* Task instructions *
Gather all lines from the material that contain the word "urine".

===== Records for processing =====

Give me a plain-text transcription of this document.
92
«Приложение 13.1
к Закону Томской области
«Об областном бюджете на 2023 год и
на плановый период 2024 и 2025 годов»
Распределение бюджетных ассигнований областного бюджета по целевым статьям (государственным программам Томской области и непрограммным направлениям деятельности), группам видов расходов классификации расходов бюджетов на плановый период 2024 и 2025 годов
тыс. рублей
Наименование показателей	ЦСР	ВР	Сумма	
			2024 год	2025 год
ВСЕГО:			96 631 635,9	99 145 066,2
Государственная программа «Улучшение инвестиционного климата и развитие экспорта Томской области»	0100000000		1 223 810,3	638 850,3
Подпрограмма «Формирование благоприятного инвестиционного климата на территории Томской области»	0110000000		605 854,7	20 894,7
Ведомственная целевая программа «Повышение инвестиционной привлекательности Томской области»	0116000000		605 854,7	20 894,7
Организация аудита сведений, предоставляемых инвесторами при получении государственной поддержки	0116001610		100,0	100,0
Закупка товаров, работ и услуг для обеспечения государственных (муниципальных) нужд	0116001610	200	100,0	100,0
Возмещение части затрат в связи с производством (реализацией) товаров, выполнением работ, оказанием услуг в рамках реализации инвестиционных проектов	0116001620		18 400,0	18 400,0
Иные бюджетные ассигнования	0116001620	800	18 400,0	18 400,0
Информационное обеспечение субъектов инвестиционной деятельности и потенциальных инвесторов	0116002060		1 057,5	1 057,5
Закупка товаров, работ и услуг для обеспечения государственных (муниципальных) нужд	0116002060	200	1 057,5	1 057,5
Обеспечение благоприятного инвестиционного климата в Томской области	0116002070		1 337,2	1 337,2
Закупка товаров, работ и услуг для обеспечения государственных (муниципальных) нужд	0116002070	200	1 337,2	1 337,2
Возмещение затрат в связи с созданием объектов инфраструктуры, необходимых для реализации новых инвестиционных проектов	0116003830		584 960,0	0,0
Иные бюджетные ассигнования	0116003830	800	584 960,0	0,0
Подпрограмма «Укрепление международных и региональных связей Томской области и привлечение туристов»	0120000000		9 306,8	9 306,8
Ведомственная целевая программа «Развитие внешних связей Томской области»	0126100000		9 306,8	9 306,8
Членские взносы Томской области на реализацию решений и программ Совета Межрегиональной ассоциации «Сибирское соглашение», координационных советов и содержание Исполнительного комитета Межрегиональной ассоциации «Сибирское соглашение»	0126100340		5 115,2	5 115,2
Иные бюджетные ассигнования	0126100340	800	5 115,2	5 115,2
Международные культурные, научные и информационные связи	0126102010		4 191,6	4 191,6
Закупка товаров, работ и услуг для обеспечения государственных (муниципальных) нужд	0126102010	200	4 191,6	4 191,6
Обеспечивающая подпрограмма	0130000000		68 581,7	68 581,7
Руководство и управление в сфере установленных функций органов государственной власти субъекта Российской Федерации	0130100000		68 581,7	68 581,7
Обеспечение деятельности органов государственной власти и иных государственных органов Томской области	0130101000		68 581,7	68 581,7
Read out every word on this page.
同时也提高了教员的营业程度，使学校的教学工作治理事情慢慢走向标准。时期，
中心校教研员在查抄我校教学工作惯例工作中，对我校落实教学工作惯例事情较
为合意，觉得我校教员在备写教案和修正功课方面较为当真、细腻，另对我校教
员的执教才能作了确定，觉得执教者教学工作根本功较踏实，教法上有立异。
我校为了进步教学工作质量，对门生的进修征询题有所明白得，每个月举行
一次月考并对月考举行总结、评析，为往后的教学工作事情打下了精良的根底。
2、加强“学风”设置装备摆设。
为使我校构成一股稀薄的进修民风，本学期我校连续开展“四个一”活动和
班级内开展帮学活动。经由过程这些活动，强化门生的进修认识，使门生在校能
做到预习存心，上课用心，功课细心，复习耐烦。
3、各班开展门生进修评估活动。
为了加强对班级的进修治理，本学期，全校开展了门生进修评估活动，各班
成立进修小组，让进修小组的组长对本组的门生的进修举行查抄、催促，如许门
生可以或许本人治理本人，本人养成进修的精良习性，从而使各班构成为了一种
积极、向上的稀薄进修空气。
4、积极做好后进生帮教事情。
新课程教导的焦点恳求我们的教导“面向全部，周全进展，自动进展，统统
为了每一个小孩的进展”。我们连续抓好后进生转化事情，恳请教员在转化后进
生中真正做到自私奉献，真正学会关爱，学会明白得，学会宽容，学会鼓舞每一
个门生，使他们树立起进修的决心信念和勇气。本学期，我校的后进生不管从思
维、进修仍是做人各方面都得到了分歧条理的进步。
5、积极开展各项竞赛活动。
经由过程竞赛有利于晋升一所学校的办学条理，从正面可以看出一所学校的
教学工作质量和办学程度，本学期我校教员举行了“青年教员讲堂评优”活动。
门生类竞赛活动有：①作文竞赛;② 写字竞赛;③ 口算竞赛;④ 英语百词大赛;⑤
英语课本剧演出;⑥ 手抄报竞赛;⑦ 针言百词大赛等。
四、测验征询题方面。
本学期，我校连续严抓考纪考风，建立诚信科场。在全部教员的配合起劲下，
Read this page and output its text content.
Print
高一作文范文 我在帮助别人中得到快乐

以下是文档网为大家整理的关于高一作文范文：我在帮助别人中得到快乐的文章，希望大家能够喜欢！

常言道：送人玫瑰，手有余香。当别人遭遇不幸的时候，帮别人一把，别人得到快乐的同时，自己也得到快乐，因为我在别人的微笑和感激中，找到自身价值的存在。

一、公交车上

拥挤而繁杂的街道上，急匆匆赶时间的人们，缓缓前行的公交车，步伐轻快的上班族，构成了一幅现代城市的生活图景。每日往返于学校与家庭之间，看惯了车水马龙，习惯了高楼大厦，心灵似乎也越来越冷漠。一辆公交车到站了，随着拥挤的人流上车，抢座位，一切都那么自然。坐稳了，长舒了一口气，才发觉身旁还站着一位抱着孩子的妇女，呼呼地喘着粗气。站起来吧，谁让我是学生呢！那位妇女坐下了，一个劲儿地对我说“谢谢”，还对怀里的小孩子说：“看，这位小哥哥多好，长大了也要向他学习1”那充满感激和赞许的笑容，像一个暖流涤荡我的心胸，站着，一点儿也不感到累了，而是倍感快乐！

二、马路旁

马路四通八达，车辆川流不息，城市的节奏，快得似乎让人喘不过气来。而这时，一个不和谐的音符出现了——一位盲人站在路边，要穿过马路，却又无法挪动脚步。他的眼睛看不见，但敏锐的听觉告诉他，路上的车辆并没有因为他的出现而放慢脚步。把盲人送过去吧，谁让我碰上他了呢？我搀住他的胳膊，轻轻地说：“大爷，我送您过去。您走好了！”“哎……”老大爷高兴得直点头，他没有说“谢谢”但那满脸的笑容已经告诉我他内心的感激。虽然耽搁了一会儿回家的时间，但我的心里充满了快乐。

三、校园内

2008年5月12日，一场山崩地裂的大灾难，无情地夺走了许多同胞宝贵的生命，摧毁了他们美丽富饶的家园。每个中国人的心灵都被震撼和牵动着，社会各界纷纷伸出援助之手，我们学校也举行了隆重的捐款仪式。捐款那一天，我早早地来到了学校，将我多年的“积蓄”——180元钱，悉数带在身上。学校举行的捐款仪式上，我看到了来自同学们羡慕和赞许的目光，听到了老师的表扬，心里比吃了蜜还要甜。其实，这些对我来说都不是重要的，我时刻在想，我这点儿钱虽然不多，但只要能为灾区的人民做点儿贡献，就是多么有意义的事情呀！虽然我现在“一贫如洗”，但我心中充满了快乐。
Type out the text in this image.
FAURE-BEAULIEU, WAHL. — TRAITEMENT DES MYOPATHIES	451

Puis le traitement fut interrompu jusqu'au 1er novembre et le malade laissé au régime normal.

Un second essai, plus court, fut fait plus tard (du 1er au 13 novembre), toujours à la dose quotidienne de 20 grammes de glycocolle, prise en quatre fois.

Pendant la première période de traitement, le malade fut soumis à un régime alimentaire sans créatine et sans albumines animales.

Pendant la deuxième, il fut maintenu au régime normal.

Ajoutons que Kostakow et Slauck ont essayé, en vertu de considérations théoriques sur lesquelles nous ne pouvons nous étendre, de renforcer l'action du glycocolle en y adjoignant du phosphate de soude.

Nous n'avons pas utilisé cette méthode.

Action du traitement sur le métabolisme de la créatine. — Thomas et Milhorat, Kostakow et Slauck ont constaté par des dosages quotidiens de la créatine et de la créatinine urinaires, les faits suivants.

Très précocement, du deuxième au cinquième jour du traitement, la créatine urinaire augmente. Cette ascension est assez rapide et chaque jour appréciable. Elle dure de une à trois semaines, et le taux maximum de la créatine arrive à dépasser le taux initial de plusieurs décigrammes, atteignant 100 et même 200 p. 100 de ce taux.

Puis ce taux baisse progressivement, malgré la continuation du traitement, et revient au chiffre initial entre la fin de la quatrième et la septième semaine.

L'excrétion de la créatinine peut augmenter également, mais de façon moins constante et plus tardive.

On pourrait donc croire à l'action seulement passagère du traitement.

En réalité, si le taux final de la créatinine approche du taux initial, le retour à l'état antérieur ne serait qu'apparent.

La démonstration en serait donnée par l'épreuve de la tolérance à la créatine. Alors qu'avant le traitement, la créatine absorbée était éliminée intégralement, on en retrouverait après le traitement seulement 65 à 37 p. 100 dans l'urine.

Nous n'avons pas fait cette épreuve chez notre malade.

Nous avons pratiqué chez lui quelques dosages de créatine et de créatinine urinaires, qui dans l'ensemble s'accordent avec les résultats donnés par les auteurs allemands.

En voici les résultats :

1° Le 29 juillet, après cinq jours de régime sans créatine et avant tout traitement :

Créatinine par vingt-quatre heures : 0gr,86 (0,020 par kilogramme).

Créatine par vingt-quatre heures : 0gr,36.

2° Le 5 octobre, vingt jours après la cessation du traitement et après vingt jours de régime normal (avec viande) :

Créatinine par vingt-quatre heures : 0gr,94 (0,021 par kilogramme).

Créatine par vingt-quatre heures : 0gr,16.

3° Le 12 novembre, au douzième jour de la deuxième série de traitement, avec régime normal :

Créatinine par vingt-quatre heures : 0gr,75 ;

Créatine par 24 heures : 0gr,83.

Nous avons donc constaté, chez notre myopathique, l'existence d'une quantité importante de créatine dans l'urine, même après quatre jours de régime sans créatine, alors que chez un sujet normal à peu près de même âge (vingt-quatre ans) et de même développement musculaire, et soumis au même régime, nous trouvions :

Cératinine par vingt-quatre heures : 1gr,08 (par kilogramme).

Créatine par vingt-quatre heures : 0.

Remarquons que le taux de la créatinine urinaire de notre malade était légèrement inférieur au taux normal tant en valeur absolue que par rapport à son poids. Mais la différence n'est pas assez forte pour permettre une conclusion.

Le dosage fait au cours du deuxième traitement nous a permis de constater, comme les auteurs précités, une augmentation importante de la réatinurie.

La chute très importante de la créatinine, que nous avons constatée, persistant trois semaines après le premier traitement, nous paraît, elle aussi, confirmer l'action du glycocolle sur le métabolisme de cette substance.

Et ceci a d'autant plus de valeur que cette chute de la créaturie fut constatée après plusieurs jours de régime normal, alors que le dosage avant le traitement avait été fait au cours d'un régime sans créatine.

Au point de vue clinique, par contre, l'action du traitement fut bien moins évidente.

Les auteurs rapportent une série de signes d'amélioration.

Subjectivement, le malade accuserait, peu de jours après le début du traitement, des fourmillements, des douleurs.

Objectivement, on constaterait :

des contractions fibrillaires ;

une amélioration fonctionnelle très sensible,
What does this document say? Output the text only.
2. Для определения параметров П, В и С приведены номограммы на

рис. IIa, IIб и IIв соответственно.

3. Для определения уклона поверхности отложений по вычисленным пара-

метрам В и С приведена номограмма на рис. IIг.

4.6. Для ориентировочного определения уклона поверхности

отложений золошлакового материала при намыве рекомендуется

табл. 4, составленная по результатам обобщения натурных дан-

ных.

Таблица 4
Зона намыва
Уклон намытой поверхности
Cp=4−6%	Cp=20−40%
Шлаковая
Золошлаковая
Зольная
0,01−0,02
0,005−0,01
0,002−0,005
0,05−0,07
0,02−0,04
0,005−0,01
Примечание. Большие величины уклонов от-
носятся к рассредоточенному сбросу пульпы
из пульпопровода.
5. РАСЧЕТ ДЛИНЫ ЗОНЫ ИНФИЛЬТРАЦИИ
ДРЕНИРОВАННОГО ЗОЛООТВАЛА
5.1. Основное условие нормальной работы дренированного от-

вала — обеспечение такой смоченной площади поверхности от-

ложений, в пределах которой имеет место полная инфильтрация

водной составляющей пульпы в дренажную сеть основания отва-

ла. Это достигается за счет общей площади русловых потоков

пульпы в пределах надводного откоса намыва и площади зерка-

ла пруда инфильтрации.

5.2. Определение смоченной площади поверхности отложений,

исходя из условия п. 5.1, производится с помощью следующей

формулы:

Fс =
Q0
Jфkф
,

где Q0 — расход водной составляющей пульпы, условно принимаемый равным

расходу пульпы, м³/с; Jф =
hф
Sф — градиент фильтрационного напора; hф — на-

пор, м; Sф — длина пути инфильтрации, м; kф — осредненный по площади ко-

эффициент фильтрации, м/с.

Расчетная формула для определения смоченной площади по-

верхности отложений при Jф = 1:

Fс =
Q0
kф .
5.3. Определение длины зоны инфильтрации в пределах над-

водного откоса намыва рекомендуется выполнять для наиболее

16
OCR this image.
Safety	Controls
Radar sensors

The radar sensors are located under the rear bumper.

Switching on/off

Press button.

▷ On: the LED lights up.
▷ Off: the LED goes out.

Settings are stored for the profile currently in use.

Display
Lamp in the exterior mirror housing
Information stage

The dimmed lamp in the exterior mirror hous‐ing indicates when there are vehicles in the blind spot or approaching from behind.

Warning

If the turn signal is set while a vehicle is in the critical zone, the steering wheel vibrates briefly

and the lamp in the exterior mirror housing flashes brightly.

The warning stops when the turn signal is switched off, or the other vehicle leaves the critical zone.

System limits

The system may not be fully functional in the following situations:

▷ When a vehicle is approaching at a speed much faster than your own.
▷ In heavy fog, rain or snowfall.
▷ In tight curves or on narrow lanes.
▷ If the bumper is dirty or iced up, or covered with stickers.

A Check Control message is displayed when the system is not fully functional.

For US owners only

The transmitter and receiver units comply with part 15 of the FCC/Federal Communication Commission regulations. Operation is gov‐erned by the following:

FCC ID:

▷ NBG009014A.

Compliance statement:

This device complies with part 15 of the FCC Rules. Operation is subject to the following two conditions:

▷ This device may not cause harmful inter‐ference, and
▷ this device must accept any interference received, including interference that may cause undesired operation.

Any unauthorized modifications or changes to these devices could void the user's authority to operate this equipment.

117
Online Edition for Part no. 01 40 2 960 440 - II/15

=====

* Result of the task *
La démonstration en serait donnée par l'épreuve de la tolérance à la créatine. Alors qu'avant le traitement, la créatine absorbée était éliminée intégralement, on en retrouverait après le traitement seulement 65 à 37 p. 100 dans l'urine.
Nous avons donc constaté, chez notre myopathique, l'existence d'une quantité importante de créatine dans l'urine, même après quatre jours de régime sans créatine, alors que chez un sujet normal à peu près de même âge (vingt-quatre ans) et de même développement musculaire, et soumis au même régime, nous trouvions :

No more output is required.